## PROBLEM TO SOLVE:
Work out how many lines contain "Fjordman". Reply with the count alone.
####################
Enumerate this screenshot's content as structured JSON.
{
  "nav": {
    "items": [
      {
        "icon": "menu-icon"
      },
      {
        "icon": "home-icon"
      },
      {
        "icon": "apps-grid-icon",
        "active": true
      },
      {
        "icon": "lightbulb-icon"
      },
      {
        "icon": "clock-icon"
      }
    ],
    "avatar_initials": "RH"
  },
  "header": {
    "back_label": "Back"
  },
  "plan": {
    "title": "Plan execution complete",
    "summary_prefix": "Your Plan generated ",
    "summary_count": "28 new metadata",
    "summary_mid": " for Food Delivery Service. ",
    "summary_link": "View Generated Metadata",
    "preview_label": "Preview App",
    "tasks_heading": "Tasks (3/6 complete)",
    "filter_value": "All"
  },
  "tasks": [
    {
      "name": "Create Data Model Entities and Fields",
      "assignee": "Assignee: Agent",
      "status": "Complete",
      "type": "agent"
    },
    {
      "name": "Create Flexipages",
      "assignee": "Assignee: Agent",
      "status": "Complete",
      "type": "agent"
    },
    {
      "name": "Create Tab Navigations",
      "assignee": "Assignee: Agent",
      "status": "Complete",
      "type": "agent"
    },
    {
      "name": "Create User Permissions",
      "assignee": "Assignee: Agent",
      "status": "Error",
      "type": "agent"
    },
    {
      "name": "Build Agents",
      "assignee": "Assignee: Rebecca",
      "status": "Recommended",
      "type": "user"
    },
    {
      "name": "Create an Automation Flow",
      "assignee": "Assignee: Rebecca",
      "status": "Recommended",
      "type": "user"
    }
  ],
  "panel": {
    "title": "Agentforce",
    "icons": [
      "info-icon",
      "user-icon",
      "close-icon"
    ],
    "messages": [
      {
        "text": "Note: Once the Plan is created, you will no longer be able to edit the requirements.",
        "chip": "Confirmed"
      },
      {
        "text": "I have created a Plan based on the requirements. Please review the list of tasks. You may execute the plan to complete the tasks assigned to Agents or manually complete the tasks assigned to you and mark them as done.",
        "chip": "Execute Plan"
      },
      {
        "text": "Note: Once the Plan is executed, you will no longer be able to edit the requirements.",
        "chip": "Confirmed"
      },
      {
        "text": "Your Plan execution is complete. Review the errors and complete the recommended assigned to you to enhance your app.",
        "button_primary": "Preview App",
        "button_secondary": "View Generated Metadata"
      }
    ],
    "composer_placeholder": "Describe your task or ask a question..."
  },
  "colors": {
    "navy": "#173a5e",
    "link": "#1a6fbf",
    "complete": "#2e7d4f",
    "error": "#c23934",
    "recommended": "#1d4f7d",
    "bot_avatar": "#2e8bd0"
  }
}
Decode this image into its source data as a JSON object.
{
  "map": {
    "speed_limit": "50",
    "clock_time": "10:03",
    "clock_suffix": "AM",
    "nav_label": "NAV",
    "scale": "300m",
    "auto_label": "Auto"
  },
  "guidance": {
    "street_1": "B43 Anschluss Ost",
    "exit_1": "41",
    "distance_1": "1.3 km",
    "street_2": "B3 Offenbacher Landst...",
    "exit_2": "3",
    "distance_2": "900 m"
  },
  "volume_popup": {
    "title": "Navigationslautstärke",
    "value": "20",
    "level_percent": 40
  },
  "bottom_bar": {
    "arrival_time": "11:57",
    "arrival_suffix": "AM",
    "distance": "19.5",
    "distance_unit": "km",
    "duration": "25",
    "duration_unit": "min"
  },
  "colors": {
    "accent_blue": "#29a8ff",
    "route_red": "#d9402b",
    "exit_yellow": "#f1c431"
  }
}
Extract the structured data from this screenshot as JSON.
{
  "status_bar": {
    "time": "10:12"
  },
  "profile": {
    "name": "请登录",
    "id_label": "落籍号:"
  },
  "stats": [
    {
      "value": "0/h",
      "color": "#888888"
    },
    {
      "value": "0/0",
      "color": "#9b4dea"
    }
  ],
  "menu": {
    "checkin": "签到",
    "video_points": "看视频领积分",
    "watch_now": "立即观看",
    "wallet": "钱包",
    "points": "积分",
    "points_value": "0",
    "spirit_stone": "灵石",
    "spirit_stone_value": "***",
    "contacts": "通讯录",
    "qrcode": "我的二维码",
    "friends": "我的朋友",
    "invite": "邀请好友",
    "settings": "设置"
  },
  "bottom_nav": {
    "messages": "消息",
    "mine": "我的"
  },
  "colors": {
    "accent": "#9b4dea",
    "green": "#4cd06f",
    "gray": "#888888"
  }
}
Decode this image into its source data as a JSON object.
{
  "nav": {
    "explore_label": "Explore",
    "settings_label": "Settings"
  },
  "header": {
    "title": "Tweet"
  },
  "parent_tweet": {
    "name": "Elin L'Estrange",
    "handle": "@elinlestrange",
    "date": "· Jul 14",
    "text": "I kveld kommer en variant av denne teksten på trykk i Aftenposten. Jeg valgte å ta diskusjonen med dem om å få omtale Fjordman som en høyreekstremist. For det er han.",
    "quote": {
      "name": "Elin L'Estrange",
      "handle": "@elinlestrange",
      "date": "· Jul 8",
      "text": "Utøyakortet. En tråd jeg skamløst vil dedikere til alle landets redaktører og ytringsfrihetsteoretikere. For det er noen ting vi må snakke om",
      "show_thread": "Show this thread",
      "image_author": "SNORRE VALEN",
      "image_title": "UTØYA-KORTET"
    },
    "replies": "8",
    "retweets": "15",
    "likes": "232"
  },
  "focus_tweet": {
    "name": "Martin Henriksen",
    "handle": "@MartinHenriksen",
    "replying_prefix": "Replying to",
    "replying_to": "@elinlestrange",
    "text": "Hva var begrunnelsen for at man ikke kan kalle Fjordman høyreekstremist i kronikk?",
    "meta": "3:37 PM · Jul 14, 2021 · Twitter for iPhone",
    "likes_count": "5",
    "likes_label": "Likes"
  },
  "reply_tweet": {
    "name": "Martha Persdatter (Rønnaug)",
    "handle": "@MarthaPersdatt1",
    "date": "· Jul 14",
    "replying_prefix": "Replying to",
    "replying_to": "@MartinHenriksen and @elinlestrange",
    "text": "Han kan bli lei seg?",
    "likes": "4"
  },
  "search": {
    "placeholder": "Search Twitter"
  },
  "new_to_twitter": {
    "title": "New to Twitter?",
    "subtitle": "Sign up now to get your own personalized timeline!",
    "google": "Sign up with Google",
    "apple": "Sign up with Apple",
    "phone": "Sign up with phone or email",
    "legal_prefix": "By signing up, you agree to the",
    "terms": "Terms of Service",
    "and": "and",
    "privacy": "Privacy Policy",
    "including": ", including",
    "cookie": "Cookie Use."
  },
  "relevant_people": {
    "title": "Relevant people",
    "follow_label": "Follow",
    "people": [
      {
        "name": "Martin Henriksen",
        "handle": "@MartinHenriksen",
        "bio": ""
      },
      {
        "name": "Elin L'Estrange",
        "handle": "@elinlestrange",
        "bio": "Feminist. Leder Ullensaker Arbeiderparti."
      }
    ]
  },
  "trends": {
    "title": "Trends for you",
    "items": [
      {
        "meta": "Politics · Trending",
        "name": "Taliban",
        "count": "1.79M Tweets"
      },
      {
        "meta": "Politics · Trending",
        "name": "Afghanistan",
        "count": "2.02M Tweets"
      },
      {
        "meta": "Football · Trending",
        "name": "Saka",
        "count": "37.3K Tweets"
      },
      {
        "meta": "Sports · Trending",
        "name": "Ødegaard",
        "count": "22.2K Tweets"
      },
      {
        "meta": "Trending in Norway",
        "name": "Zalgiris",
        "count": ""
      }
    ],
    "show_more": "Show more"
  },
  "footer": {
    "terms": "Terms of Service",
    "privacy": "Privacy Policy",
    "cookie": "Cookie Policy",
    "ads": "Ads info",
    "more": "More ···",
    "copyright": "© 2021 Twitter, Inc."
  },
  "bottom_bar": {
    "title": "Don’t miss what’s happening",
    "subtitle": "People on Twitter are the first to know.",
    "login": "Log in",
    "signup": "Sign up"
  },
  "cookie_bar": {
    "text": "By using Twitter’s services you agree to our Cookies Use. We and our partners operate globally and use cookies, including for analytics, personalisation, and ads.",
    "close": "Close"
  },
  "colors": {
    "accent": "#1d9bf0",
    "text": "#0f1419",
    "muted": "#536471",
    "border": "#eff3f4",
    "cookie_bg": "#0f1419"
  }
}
####################
## EXPECTED OUTPUT:
2